(Description of the task)
From the entries below, copy every line where the string "있습니다" appears.

>> BEGIN

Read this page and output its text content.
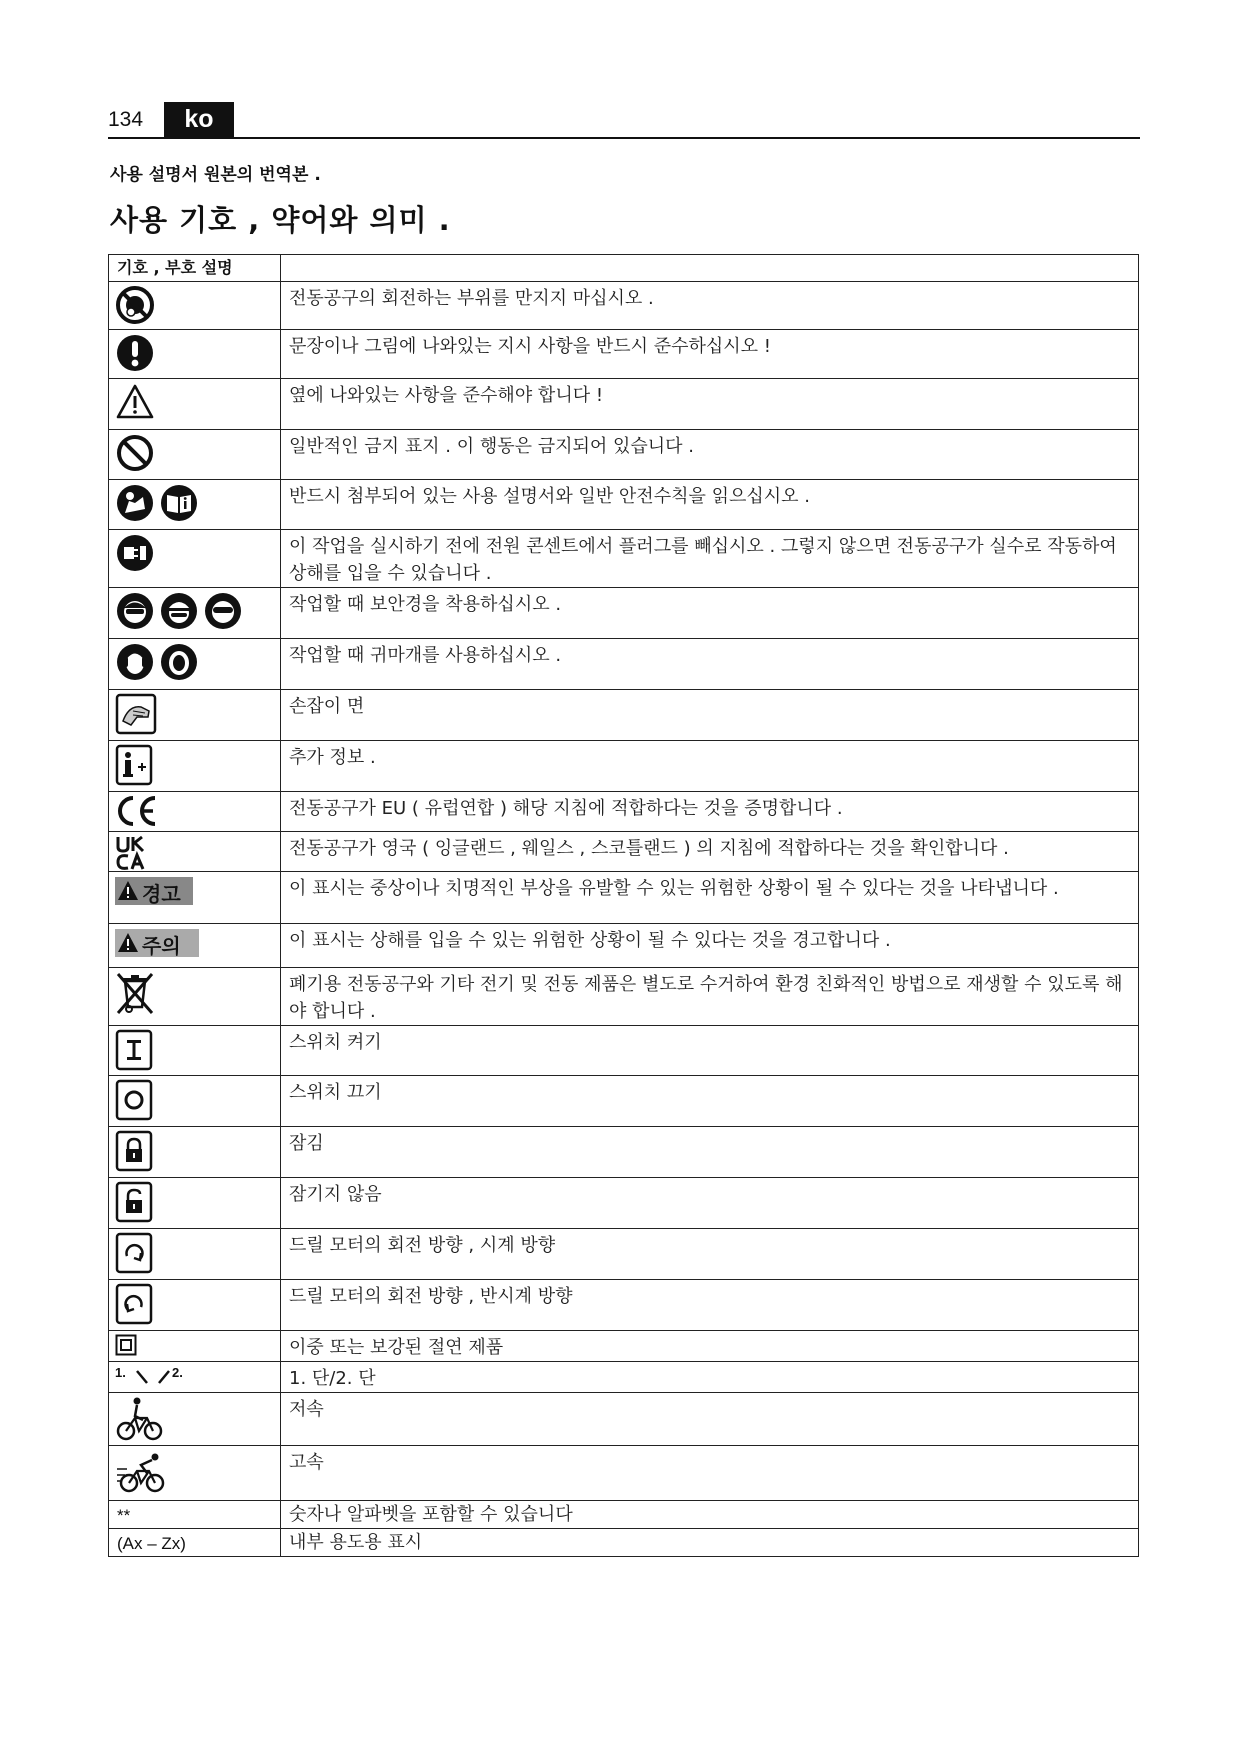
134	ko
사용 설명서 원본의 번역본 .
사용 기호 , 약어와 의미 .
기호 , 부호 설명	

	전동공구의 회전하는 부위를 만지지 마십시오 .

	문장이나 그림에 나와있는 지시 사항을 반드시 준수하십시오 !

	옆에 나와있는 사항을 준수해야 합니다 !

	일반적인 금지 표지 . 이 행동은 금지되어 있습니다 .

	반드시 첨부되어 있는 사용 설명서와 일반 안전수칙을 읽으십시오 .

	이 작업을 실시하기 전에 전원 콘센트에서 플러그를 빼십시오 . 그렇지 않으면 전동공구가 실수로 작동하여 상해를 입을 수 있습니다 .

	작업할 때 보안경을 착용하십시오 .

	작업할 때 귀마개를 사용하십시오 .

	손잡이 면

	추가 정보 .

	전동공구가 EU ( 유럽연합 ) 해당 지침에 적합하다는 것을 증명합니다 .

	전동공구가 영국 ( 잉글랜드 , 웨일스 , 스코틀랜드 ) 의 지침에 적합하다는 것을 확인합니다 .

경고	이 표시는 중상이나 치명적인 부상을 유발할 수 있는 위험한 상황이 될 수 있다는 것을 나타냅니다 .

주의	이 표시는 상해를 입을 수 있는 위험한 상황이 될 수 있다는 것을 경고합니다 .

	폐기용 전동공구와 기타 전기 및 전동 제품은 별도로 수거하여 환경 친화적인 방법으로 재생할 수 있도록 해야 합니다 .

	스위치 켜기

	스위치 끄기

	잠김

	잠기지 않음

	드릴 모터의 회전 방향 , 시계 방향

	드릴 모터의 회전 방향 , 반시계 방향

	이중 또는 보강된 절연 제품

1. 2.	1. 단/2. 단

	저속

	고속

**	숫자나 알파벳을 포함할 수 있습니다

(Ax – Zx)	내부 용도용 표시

>> END

(Task response)
	일반적인 금지 표지 . 이 행동은 금지되어 있습니다 .
	이 작업을 실시하기 전에 전원 콘센트에서 플러그를 빼십시오 . 그렇지 않으면 전동공구가 실수로 작동하여 상해를 입을 수 있습니다 .
**	숫자나 알파벳을 포함할 수 있습니다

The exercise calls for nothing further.